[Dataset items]
--
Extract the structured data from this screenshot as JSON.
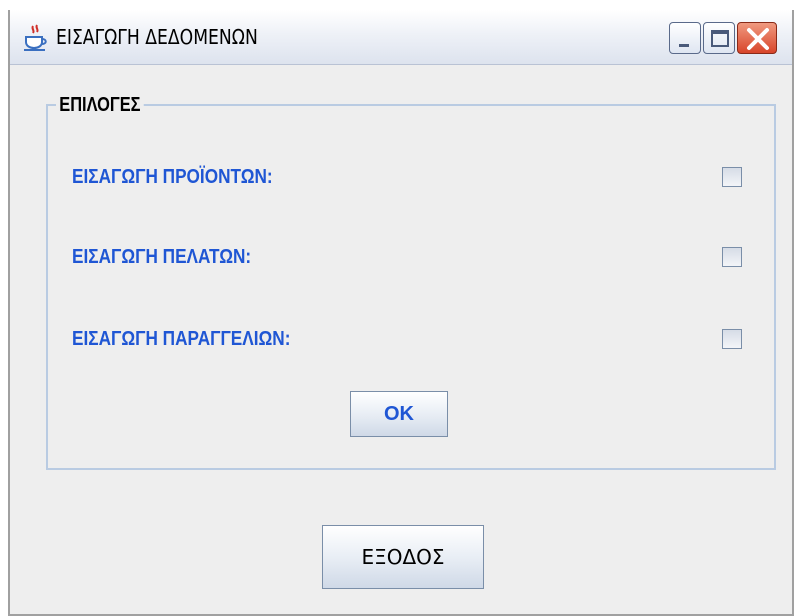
{
  "window": {
    "title": "ΕΙΣΑΓΩΓΗ ΔΕΔΟΜΕΝΩΝ",
    "app_icon": "java-cup-icon",
    "controls": {
      "minimize": "minimize-icon",
      "maximize": "maximize-icon",
      "close": "close-icon"
    }
  },
  "options_group": {
    "title": "ΕΠΙΛΟΓΕΣ",
    "items": [
      {
        "label": "ΕΙΣΑΓΩΓΗ ΠΡΟΪΟΝΤΩΝ:",
        "checked": false
      },
      {
        "label": "ΕΙΣΑΓΩΓΗ ΠΕΛΑΤΩΝ:",
        "checked": false
      },
      {
        "label": "ΕΙΣΑΓΩΓΗ ΠΑΡΑΓΓΕΛΙΩΝ:",
        "checked": false
      }
    ],
    "ok_label": "OK"
  },
  "exit_label": "ΕΞΟΔΟΣ",
  "colors": {
    "label_blue": "#1f56d4",
    "window_bg": "#eeeeee",
    "group_border": "#b9cbe2"
  }
}
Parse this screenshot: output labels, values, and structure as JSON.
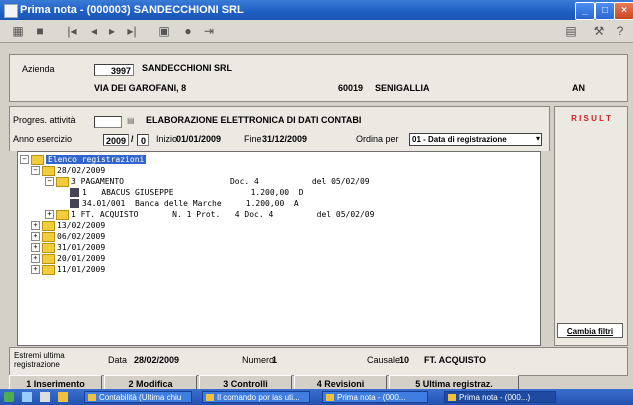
{
  "window": {
    "title": "Prima nota - (000003) SANDECCHIONI SRL"
  },
  "company": {
    "azienda_label": "Azienda",
    "code": "3997",
    "name": "SANDECCHIONI SRL",
    "address": "VIA DEI GAROFANI, 8",
    "cap": "60019",
    "city": "SENIGALLIA",
    "prov": "AN"
  },
  "activity": {
    "prog_label": "Progres. attività",
    "desc": "ELABORAZIONE ELETTRONICA DI DATI CONTABI",
    "anno_label": "Anno esercizio",
    "anno": "2009",
    "anno_suffix": "0",
    "inizio_label": "Inizio",
    "inizio": "01/01/2009",
    "fine_label": "Fine",
    "fine": "31/12/2009",
    "ordina_label": "Ordina per",
    "ordina_value": "01 - Data di registrazione",
    "side_button": "R I S U L T"
  },
  "tree": {
    "root": "Elenco registrazioni",
    "rows": [
      {
        "text": "28/02/2009"
      },
      {
        "text": "3 PAGAMENTO                      Doc. 4           del 05/02/09"
      },
      {
        "text": "1   ABACUS GIUSEPPE                1.200,00  D"
      },
      {
        "text": "34.01/001  Banca delle Marche     1.200,00  A"
      },
      {
        "text": "1 FT. ACQUISTO       N. 1 Prot.   4 Doc. 4         del 05/02/09"
      },
      {
        "text": "13/02/2009"
      },
      {
        "text": "06/02/2009"
      },
      {
        "text": "31/01/2009"
      },
      {
        "text": "20/01/2009"
      },
      {
        "text": "11/01/2009"
      }
    ]
  },
  "right_panel": {
    "button": "Cambia filtri"
  },
  "last_registration": {
    "label": "Estremi ultima registrazione",
    "data_label": "Data",
    "data": "28/02/2009",
    "numero_label": "Numero",
    "numero": "1",
    "causale_label": "Causale",
    "causale_code": "10",
    "causale_desc": "FT. ACQUISTO"
  },
  "actions": [
    "1 Inserimento",
    "2 Modifica",
    "3 Controlli",
    "4 Revisioni",
    "5 Ultima registraz."
  ],
  "taskbar": {
    "items": [
      "Contabilità (Ultima chiu",
      "Il comando por ias uti...",
      "Prima nota - (000...",
      "Prima nota - (000...)"
    ]
  },
  "colors": {
    "titlebar": "#1f5fc4",
    "folder": "#f2cc3a",
    "taskbar": "#2451b0"
  }
}
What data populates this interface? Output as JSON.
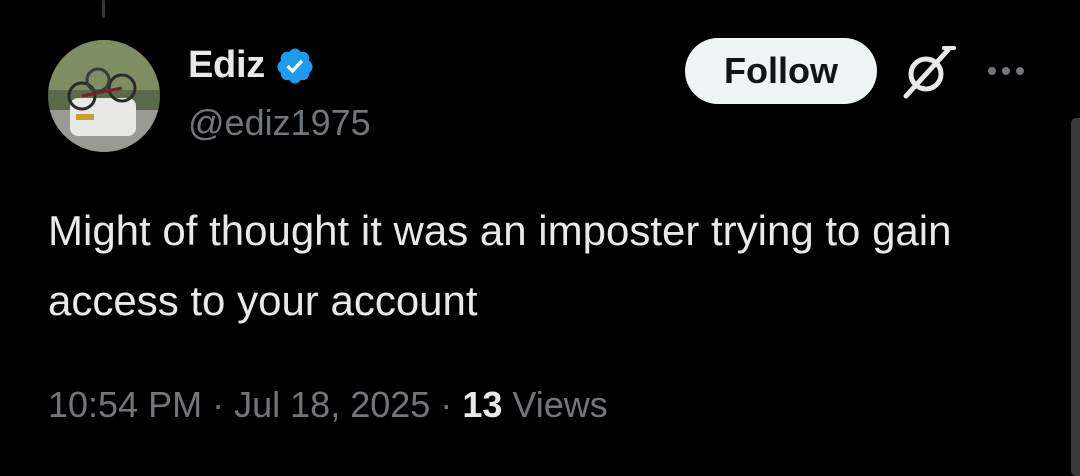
{
  "user": {
    "display_name": "Ediz",
    "handle": "@ediz1975",
    "verified": true,
    "verified_color": "#1d9bf0"
  },
  "actions": {
    "follow_label": "Follow"
  },
  "tweet": {
    "text": "Might of thought it was an imposter trying to gain access to your account",
    "time": "10:54 PM",
    "date": "Jul 18, 2025",
    "separator": "·",
    "views_count": "13",
    "views_label": "Views"
  },
  "icons": {
    "avatar": "avatar-photo",
    "badge": "verified-badge-icon",
    "grok": "grok-icon",
    "more": "more-options-icon"
  },
  "colors": {
    "background": "#000000",
    "text_primary": "#e7e9ea",
    "text_secondary": "#71767b",
    "follow_bg": "#eff3f4",
    "follow_text": "#0f1419"
  }
}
--
TASK PROMPT
Above are the records. Copy exactly, and only, the lines from the line containing "What data populates" through the last one, omitting any pictures.

ANSWER TO THIS TASK
What data populates this interface? Output as JSON.
{
  "user": {
    "display_name": "Ediz",
    "handle": "@ediz1975",
    "verified": true,
    "verified_color": "#1d9bf0"
  },
  "actions": {
    "follow_label": "Follow"
  },
  "tweet": {
    "text": "Might of thought it was an imposter trying to gain access to your account",
    "time": "10:54 PM",
    "date": "Jul 18, 2025",
    "separator": "·",
    "views_count": "13",
    "views_label": "Views"
  },
  "icons": {
    "avatar": "avatar-photo",
    "badge": "verified-badge-icon",
    "grok": "grok-icon",
    "more": "more-options-icon"
  },
  "colors": {
    "background": "#000000",
    "text_primary": "#e7e9ea",
    "text_secondary": "#71767b",
    "follow_bg": "#eff3f4",
    "follow_text": "#0f1419"
  }
}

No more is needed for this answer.